_Source data_
- - - -

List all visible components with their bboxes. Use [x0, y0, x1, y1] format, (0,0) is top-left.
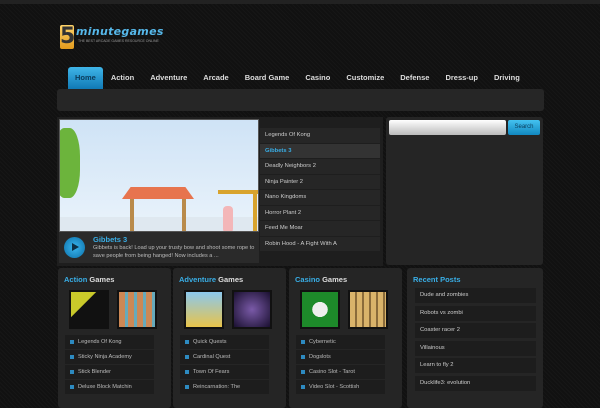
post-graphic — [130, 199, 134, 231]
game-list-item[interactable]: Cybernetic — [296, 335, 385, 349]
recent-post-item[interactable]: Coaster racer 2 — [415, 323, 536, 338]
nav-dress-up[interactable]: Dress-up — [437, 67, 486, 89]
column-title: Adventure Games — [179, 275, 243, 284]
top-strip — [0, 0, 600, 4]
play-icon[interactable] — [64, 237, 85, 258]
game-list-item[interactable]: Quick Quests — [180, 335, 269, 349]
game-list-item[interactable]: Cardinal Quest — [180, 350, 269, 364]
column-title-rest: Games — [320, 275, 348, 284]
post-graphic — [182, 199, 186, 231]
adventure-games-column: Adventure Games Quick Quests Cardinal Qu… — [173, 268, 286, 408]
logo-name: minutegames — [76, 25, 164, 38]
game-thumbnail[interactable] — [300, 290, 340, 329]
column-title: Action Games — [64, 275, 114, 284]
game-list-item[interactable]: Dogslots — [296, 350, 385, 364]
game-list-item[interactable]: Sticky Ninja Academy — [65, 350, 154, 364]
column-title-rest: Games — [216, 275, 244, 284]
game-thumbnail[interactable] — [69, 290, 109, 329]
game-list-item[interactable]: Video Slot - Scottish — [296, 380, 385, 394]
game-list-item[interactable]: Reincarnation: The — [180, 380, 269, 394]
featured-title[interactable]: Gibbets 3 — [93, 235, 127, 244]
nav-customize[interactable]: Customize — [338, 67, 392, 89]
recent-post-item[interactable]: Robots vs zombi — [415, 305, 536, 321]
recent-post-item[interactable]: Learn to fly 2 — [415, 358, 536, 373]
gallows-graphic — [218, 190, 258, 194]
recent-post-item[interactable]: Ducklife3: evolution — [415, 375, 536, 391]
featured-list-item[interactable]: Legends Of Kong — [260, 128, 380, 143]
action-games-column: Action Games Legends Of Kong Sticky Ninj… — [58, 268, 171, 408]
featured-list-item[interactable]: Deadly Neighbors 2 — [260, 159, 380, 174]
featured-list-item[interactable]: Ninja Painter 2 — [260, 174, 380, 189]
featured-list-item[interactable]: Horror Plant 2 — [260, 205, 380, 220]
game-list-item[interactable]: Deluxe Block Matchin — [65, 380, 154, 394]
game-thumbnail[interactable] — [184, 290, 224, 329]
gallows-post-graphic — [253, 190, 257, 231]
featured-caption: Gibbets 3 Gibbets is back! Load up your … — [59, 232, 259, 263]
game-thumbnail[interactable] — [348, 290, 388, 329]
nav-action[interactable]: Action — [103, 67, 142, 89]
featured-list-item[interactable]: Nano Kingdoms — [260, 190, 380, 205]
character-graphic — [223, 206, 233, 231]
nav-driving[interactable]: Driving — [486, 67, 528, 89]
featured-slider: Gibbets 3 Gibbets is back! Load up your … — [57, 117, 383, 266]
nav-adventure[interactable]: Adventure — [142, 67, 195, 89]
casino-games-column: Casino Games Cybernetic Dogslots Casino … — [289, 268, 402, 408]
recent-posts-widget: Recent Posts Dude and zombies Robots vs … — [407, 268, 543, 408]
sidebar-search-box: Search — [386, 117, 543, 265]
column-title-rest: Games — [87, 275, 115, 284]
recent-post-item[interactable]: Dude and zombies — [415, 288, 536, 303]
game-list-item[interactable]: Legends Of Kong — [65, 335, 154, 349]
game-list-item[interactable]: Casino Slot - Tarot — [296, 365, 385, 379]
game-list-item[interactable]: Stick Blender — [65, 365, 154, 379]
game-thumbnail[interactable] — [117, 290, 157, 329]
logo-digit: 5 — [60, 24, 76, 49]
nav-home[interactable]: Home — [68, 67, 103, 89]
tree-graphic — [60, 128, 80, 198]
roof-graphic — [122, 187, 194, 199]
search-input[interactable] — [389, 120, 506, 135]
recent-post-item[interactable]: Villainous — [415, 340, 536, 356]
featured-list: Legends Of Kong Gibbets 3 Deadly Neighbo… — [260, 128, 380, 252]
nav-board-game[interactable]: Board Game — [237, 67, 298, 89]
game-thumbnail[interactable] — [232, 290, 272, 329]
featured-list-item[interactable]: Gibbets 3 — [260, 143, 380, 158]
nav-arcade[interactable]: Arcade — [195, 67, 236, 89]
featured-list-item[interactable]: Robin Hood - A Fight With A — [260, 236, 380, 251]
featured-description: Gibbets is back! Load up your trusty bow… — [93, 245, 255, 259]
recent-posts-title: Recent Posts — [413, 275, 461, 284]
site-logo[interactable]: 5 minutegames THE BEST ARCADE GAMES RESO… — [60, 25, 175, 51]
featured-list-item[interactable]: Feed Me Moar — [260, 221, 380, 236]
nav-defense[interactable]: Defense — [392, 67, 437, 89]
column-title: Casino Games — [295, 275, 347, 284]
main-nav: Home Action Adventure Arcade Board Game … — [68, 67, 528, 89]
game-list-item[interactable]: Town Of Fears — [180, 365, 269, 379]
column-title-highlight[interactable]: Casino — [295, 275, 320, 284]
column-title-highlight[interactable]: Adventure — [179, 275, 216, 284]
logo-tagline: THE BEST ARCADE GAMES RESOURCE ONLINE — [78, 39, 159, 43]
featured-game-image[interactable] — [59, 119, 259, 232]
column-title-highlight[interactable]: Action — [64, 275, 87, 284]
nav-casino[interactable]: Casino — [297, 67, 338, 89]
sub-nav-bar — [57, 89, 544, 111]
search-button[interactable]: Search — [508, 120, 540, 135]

- - - -

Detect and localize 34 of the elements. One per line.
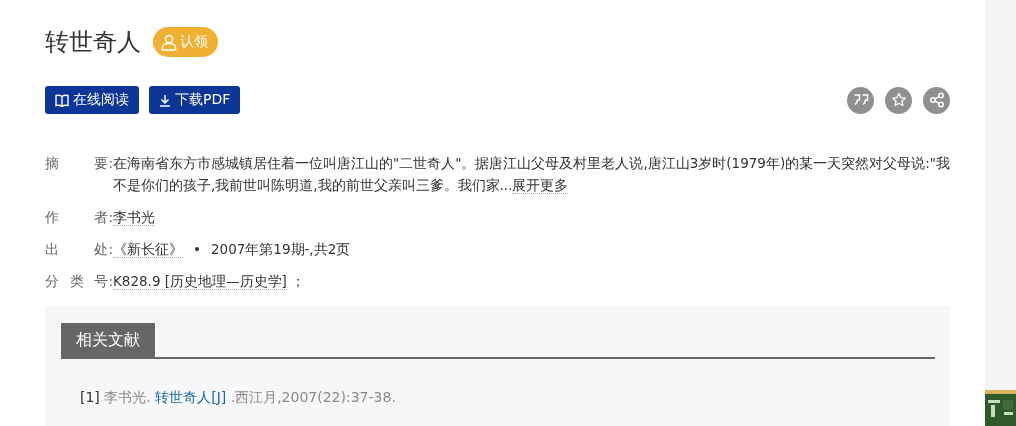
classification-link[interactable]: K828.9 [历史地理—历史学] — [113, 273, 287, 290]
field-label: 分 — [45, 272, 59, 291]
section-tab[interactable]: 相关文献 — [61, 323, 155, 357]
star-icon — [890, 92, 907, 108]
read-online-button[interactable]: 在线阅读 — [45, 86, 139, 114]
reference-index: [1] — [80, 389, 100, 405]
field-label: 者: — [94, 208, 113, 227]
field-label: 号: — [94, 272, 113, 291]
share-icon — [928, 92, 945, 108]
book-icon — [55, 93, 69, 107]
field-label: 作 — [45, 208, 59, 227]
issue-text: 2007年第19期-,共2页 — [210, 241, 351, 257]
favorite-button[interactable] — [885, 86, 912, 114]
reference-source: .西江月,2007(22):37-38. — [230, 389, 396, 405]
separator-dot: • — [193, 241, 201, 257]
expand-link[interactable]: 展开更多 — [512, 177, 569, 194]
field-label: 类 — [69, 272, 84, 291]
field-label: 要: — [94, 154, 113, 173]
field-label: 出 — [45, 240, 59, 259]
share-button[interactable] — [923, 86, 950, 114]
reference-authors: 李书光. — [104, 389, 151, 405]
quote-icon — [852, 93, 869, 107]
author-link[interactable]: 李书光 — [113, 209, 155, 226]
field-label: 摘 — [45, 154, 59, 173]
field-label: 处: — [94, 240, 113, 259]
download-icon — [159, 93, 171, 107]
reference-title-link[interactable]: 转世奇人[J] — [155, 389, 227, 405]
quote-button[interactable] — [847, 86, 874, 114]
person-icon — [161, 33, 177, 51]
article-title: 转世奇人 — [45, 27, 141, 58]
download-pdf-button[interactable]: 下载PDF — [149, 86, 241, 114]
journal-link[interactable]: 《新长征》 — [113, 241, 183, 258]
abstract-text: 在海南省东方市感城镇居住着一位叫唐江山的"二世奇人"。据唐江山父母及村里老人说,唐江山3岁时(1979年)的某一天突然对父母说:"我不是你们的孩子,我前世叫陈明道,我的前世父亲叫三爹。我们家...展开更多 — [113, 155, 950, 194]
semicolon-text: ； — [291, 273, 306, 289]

- - - -

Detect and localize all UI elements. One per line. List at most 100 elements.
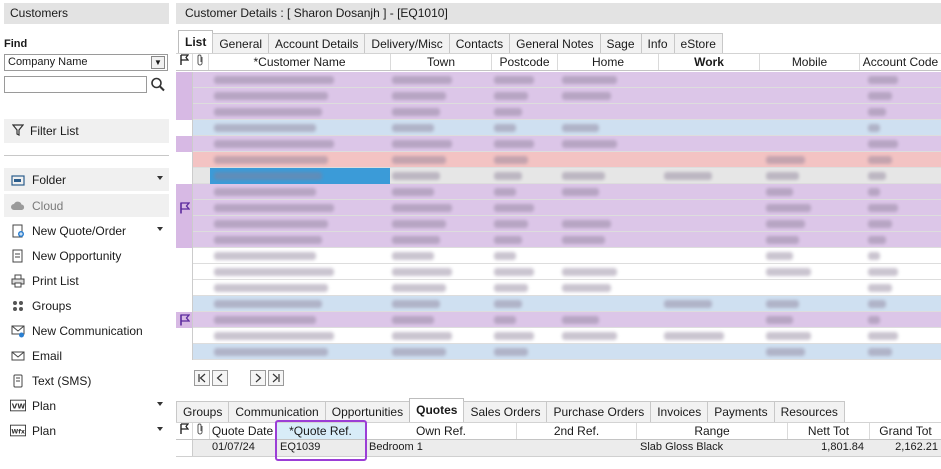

- - - -

Rewrite everything from the row containing "List all visible" down through the row containing "column-title-rest: Games — [216, 275, 244, 284]", substituting "game-entry" for "game-list-item", changing nothing else, giving only those rows, and omitting the pictures.

List all visible components with their bboxes. Use [x0, y0, x1, y1] format, (0,0) is top-left.
post-graphic — [130, 199, 134, 231]
game-entry[interactable]: Cybernetic — [296, 335, 385, 349]
recent-post-item[interactable]: Coaster racer 2 — [415, 323, 536, 338]
nav-dress-up[interactable]: Dress-up — [437, 67, 486, 89]
column-title: Adventure Games — [179, 275, 243, 284]
top-strip — [0, 0, 600, 4]
play-icon[interactable] — [64, 237, 85, 258]
game-entry[interactable]: Quick Quests — [180, 335, 269, 349]
game-entry[interactable]: Cardinal Quest — [180, 350, 269, 364]
column-title-rest: Games — [320, 275, 348, 284]
post-graphic — [182, 199, 186, 231]
adventure-games-column: Adventure Games Quick Quests Cardinal Qu… — [173, 268, 286, 408]
logo-name: minutegames — [76, 25, 164, 38]
game-thumbnail[interactable] — [300, 290, 340, 329]
column-title: Action Games — [64, 275, 114, 284]
game-entry[interactable]: Dogslots — [296, 350, 385, 364]
game-entry[interactable]: Sticky Ninja Academy — [65, 350, 154, 364]
column-title-rest: Games — [216, 275, 244, 284]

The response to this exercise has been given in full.